# Aim of the task:
Write out the listing exactly as it is given.

[Start Data provided]

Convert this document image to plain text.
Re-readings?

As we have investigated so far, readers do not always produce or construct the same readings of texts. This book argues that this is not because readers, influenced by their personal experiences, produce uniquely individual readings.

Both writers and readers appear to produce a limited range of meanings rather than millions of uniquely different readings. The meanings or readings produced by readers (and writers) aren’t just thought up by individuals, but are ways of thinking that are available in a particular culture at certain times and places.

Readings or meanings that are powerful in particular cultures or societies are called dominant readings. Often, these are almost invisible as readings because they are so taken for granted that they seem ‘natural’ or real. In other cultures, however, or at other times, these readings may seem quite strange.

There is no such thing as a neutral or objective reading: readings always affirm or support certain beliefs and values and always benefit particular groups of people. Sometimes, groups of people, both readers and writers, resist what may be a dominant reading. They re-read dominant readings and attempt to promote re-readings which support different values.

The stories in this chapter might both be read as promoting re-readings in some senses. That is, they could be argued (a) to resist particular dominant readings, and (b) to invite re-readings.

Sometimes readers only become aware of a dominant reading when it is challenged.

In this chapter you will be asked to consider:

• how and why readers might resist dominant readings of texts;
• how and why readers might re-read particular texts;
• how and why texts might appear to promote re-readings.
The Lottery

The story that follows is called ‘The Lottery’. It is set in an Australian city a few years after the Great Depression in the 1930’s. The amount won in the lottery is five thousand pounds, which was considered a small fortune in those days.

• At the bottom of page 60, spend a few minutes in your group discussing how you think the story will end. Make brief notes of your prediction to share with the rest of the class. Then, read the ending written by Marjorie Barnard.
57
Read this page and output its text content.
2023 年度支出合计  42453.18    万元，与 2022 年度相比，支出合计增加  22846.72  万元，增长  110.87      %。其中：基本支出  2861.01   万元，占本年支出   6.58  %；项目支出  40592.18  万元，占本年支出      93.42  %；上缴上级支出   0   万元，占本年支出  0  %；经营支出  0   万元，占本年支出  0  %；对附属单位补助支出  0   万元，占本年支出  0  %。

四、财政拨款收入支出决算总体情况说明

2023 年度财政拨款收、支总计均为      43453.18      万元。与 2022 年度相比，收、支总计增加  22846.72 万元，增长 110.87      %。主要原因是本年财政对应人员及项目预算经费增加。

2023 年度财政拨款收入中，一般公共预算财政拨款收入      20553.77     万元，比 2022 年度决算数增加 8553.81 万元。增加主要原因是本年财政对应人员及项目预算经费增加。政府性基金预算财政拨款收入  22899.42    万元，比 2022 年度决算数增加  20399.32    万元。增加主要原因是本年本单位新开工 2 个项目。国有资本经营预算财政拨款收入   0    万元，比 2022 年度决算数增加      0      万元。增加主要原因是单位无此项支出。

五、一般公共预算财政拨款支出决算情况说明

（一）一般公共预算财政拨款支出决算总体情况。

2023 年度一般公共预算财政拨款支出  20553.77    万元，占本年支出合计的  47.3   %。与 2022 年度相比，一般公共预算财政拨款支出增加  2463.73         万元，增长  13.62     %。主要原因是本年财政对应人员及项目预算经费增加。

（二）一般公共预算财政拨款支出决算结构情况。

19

[End Data provided]

# Exercise output:
Convert this document image to plain text.
Re-readings?

As we have investigated so far, readers do not always produce or construct the same readings of texts. This book argues that this is not because readers, influenced by their personal experiences, produce uniquely individual readings.

Both writers and readers appear to produce a limited range of meanings rather than millions of uniquely different readings. The meanings or readings produced by readers (and writers) aren’t just thought up by individuals, but are ways of thinking that are available in a particular culture at certain times and places.

Readings or meanings that are powerful in particular cultures or societies are called dominant readings. Often, these are almost invisible as readings because they are so taken for granted that they seem ‘natural’ or real. In other cultures, however, or at other times, these readings may seem quite strange.

There is no such thing as a neutral or objective reading: readings always affirm or support certain beliefs and values and always benefit particular groups of people. Sometimes, groups of people, both readers and writers, resist what may be a dominant reading. They re-read dominant readings and attempt to promote re-readings which support different values.

The stories in this chapter might both be read as promoting re-readings in some senses. That is, they could be argued (a) to resist particular dominant readings, and (b) to invite re-readings.

Sometimes readers only become aware of a dominant reading when it is challenged.

In this chapter you will be asked to consider:

• how and why readers might resist dominant readings of texts;
• how and why readers might re-read particular texts;
• how and why texts might appear to promote re-readings.
The Lottery

The story that follows is called ‘The Lottery’. It is set in an Australian city a few years after the Great Depression in the 1930’s. The amount won in the lottery is five thousand pounds, which was considered a small fortune in those days.

• At the bottom of page 60, spend a few minutes in your group discussing how you think the story will end. Make brief notes of your prediction to share with the rest of the class. Then, read the ending written by Marjorie Barnard.
57
Read this page and output its text content.
2023 年度支出合计  42453.18    万元，与 2022 年度相比，支出合计增加  22846.72  万元，增长  110.87      %。其中：基本支出  2861.01   万元，占本年支出   6.58  %；项目支出  40592.18  万元，占本年支出      93.42  %；上缴上级支出   0   万元，占本年支出  0  %；经营支出  0   万元，占本年支出  0  %；对附属单位补助支出  0   万元，占本年支出  0  %。

四、财政拨款收入支出决算总体情况说明

2023 年度财政拨款收、支总计均为      43453.18      万元。与 2022 年度相比，收、支总计增加  22846.72 万元，增长 110.87      %。主要原因是本年财政对应人员及项目预算经费增加。

2023 年度财政拨款收入中，一般公共预算财政拨款收入      20553.77     万元，比 2022 年度决算数增加 8553.81 万元。增加主要原因是本年财政对应人员及项目预算经费增加。政府性基金预算财政拨款收入  22899.42    万元，比 2022 年度决算数增加  20399.32    万元。增加主要原因是本年本单位新开工 2 个项目。国有资本经营预算财政拨款收入   0    万元，比 2022 年度决算数增加      0      万元。增加主要原因是单位无此项支出。

五、一般公共预算财政拨款支出决算情况说明

（一）一般公共预算财政拨款支出决算总体情况。

2023 年度一般公共预算财政拨款支出  20553.77    万元，占本年支出合计的  47.3   %。与 2022 年度相比，一般公共预算财政拨款支出增加  2463.73         万元，增长  13.62     %。主要原因是本年财政对应人员及项目预算经费增加。

（二）一般公共预算财政拨款支出决算结构情况。

19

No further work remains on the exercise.